Extracted records:

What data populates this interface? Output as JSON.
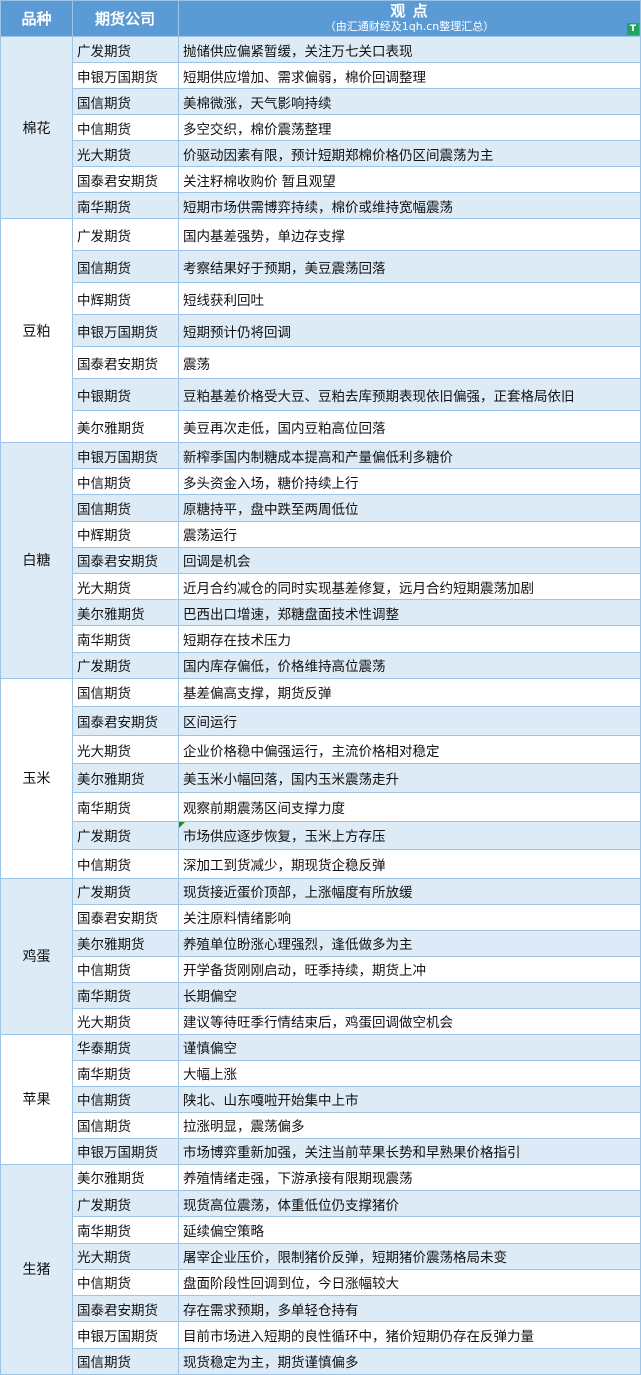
{
  "header": {
    "col1": "品种",
    "col2": "期货公司",
    "col3_title": "观  点",
    "col3_sub": "（由汇通财经及1qh.cn整理汇总）",
    "filter_icon": "filter-icon"
  },
  "colors": {
    "header": "#5b9bd5",
    "stripe": "#ddebf7",
    "border": "#9dc3e6"
  },
  "groups": [
    {
      "name": "棉花",
      "rows": [
        [
          "广发期货",
          "抛储供应偏紧暂缓，关注万七关口表现"
        ],
        [
          "申银万国期货",
          "短期供应增加、需求偏弱，棉价回调整理"
        ],
        [
          "国信期货",
          "美棉微涨，天气影响持续"
        ],
        [
          "中信期货",
          "多空交织，棉价震荡整理"
        ],
        [
          "光大期货",
          "价驱动因素有限，预计短期郑棉价格仍区间震荡为主"
        ],
        [
          "国泰君安期货",
          "关注籽棉收购价 暂且观望"
        ],
        [
          "南华期货",
          "短期市场供需博弈持续，棉价或维持宽幅震荡"
        ]
      ]
    },
    {
      "name": "豆粕",
      "rows": [
        [
          "广发期货",
          "国内基差强势，单边存支撑"
        ],
        [
          "国信期货",
          "考察结果好于预期，美豆震荡回落"
        ],
        [
          "中辉期货",
          "短线获利回吐"
        ],
        [
          "申银万国期货",
          "短期预计仍将回调"
        ],
        [
          "国泰君安期货",
          "震荡"
        ],
        [
          "中银期货",
          "豆粕基差价格受大豆、豆粕去库预期表现依旧偏强，正套格局依旧"
        ],
        [
          "美尔雅期货",
          "美豆再次走低，国内豆粕高位回落"
        ]
      ]
    },
    {
      "name": "白糖",
      "rows": [
        [
          "申银万国期货",
          "新榨季国内制糖成本提高和产量偏低利多糖价"
        ],
        [
          "中信期货",
          "多头资金入场，糖价持续上行"
        ],
        [
          "国信期货",
          "原糖持平，盘中跌至两周低位"
        ],
        [
          "中辉期货",
          "震荡运行"
        ],
        [
          "国泰君安期货",
          "回调是机会"
        ],
        [
          "光大期货",
          "近月合约减仓的同时实现基差修复，远月合约短期震荡加剧"
        ],
        [
          "美尔雅期货",
          "巴西出口增速，郑糖盘面技术性调整"
        ],
        [
          "南华期货",
          "短期存在技术压力"
        ],
        [
          "广发期货",
          "国内库存偏低，价格维持高位震荡"
        ]
      ]
    },
    {
      "name": "玉米",
      "rows": [
        [
          "国信期货",
          "基差偏高支撑，期货反弹"
        ],
        [
          "国泰君安期货",
          "区间运行"
        ],
        [
          "光大期货",
          "企业价格稳中偏强运行，主流价格相对稳定"
        ],
        [
          "美尔雅期货",
          "美玉米小幅回落，国内玉米震荡走升"
        ],
        [
          "南华期货",
          "观察前期震荡区间支撑力度"
        ],
        [
          "广发期货",
          "市场供应逐步恢复，玉米上方存压"
        ],
        [
          "中信期货",
          "深加工到货减少，期现货企稳反弹"
        ]
      ]
    },
    {
      "name": "鸡蛋",
      "rows": [
        [
          "广发期货",
          "现货接近蛋价顶部，上涨幅度有所放缓"
        ],
        [
          "国泰君安期货",
          "关注原料情绪影响"
        ],
        [
          "美尔雅期货",
          "养殖单位盼涨心理强烈，逢低做多为主"
        ],
        [
          "中信期货",
          "开学备货刚刚启动，旺季持续，期货上冲"
        ],
        [
          "南华期货",
          "长期偏空"
        ],
        [
          "光大期货",
          "建议等待旺季行情结束后，鸡蛋回调做空机会"
        ]
      ]
    },
    {
      "name": "苹果",
      "rows": [
        [
          "华泰期货",
          "谨慎偏空"
        ],
        [
          "南华期货",
          "大幅上涨"
        ],
        [
          "中信期货",
          "陕北、山东嘎啦开始集中上市"
        ],
        [
          "国信期货",
          "拉涨明显，震荡偏多"
        ],
        [
          "申银万国期货",
          "市场博弈重新加强，关注当前苹果长势和早熟果价格指引"
        ]
      ]
    },
    {
      "name": "生猪",
      "rows": [
        [
          "美尔雅期货",
          "养殖情绪走强，下游承接有限期现震荡"
        ],
        [
          "广发期货",
          "现货高位震荡，体重低位仍支撑猪价"
        ],
        [
          "南华期货",
          "延续偏空策略"
        ],
        [
          "光大期货",
          "屠宰企业压价，限制猪价反弹，短期猪价震荡格局未变"
        ],
        [
          "中信期货",
          "盘面阶段性回调到位，今日涨幅较大"
        ],
        [
          "国泰君安期货",
          "存在需求预期，多单轻仓持有"
        ],
        [
          "申银万国期货",
          "目前市场进入短期的良性循环中，猪价短期仍存在反弹力量"
        ],
        [
          "国信期货",
          "现货稳定为主，期货谨慎偏多"
        ]
      ]
    }
  ]
}
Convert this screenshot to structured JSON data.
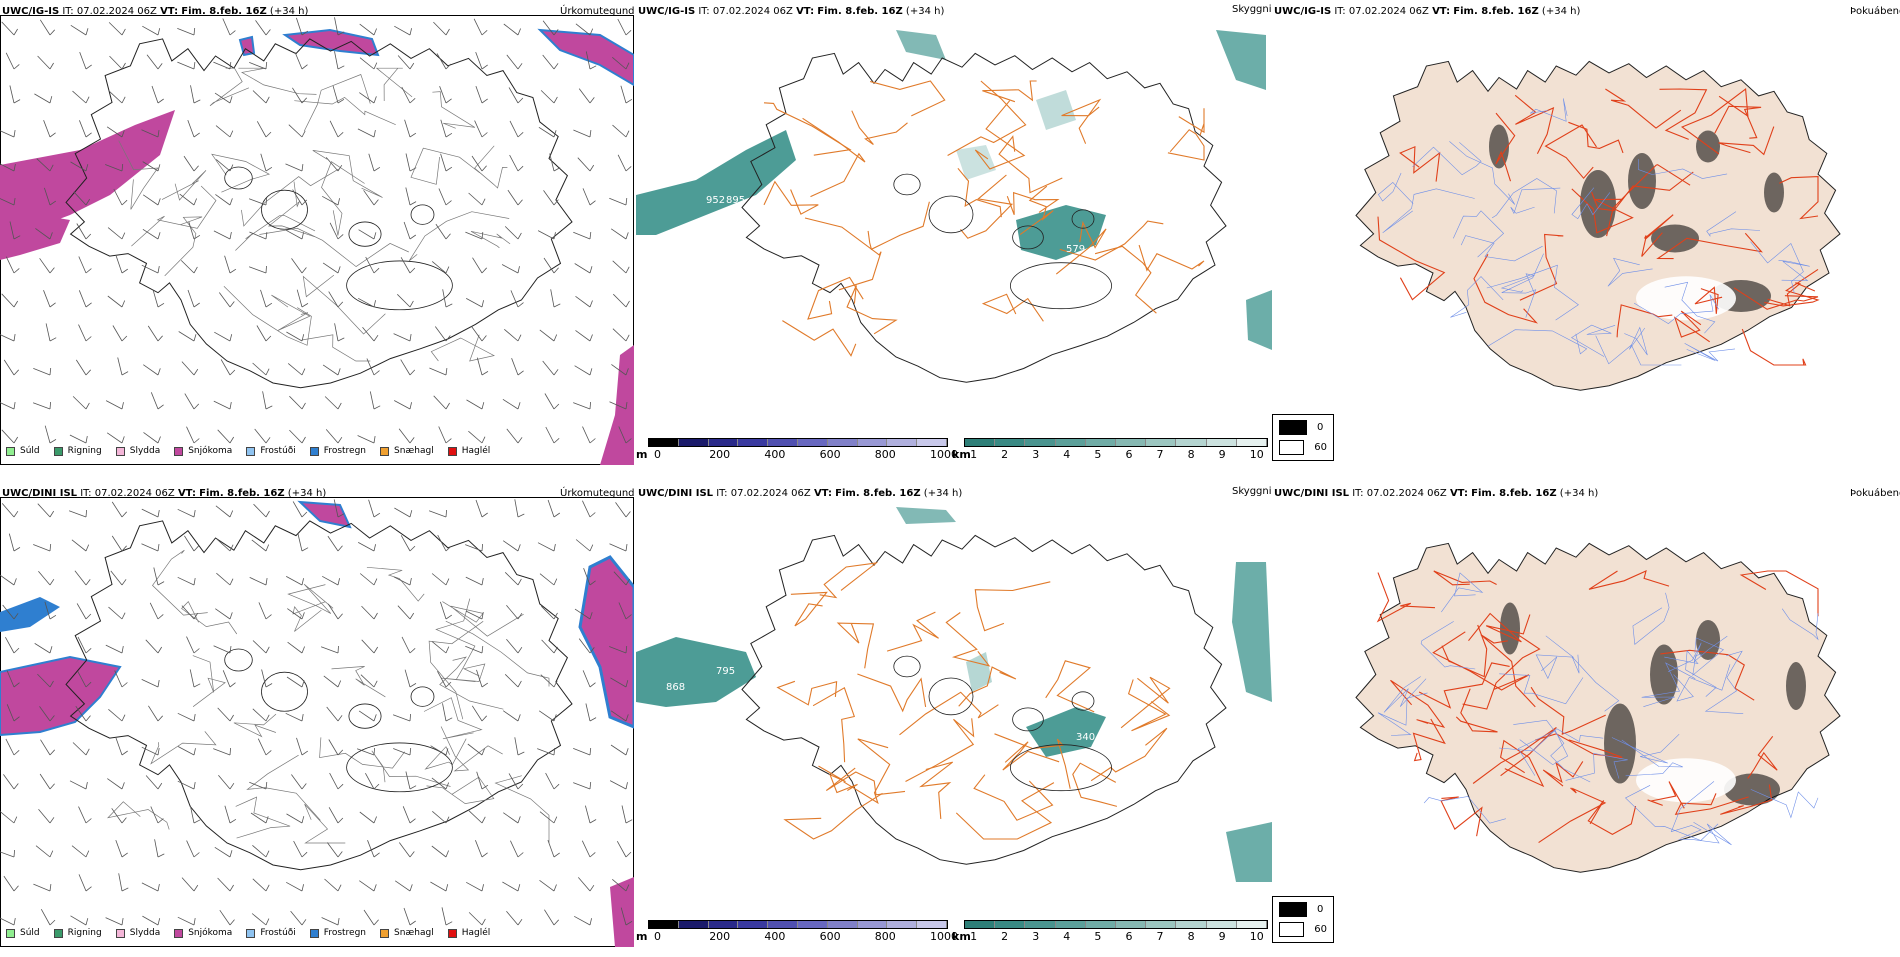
{
  "colors": {
    "suld": "#90ee90",
    "rigning": "#3a9a6a",
    "slydda": "#f4b6d8",
    "snjokoma": "#c0489e",
    "frostudi": "#8fc3f0",
    "frostregn": "#2f7fd0",
    "snaehagl": "#f0a030",
    "haglel": "#e01010",
    "teal": "#2e8b84",
    "road": "#e07a2a",
    "land": "#f2e1d3",
    "blueriver": "#6f8fe8"
  },
  "rows": [
    {
      "model": "UWC/IG-IS",
      "precip": {
        "it_label": "IT:",
        "it_value": "07.02.2024 06Z",
        "vt_label": "VT:",
        "vt_value": "Fim. 8.feb. 16Z",
        "lead": "(+34 h)",
        "name": "Úrkomutegund"
      },
      "vis": {
        "it_label": "IT:",
        "it_value": "07.02.2024 06Z",
        "vt_label": "VT:",
        "vt_value": "Fim. 8.feb. 16Z",
        "lead": "(+34 h)",
        "name": "Skyggni",
        "labels": [
          "952",
          "895",
          "579"
        ]
      },
      "fog": {
        "it_label": "IT:",
        "it_value": "07.02.2024 06Z",
        "vt_label": "VT:",
        "vt_value": "Fim. 8.feb. 16Z",
        "lead": "(+34 h)",
        "name": "Þokuábendi"
      }
    },
    {
      "model": "UWC/DINI ISL",
      "precip": {
        "it_label": "IT:",
        "it_value": "07.02.2024 06Z",
        "vt_label": "VT:",
        "vt_value": "Fim. 8.feb. 16Z",
        "lead": "(+34 h)",
        "name": "Úrkomutegund"
      },
      "vis": {
        "it_label": "IT:",
        "it_value": "07.02.2024 06Z",
        "vt_label": "VT:",
        "vt_value": "Fim. 8.feb. 16Z",
        "lead": "(+34 h)",
        "name": "Skyggni",
        "labels": [
          "795",
          "868",
          "340"
        ]
      },
      "fog": {
        "it_label": "IT:",
        "it_value": "07.02.2024 06Z",
        "vt_label": "VT:",
        "vt_value": "Fim. 8.feb. 16Z",
        "lead": "(+34 h)",
        "name": "Þokuábendi"
      }
    }
  ],
  "precip_legend": [
    "Súld",
    "Rigning",
    "Slydda",
    "Snjókoma",
    "Frostúði",
    "Frostregn",
    "Snæhagl",
    "Haglél"
  ],
  "ceiling_bar": {
    "unit": "m",
    "ticks": [
      "0",
      "200",
      "400",
      "600",
      "800",
      "1000"
    ]
  },
  "vis_bar": {
    "unit": "km",
    "ticks": [
      "1",
      "2",
      "3",
      "4",
      "5",
      "6",
      "7",
      "8",
      "9",
      "10"
    ]
  },
  "fog_key": {
    "low": "0",
    "high": "60"
  }
}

Problem details: Lines containing the word "JSON" must all be returned from the material above.

Written response:
What data populates this interface? Output as JSON.
Convert this screenshot to structured JSON data.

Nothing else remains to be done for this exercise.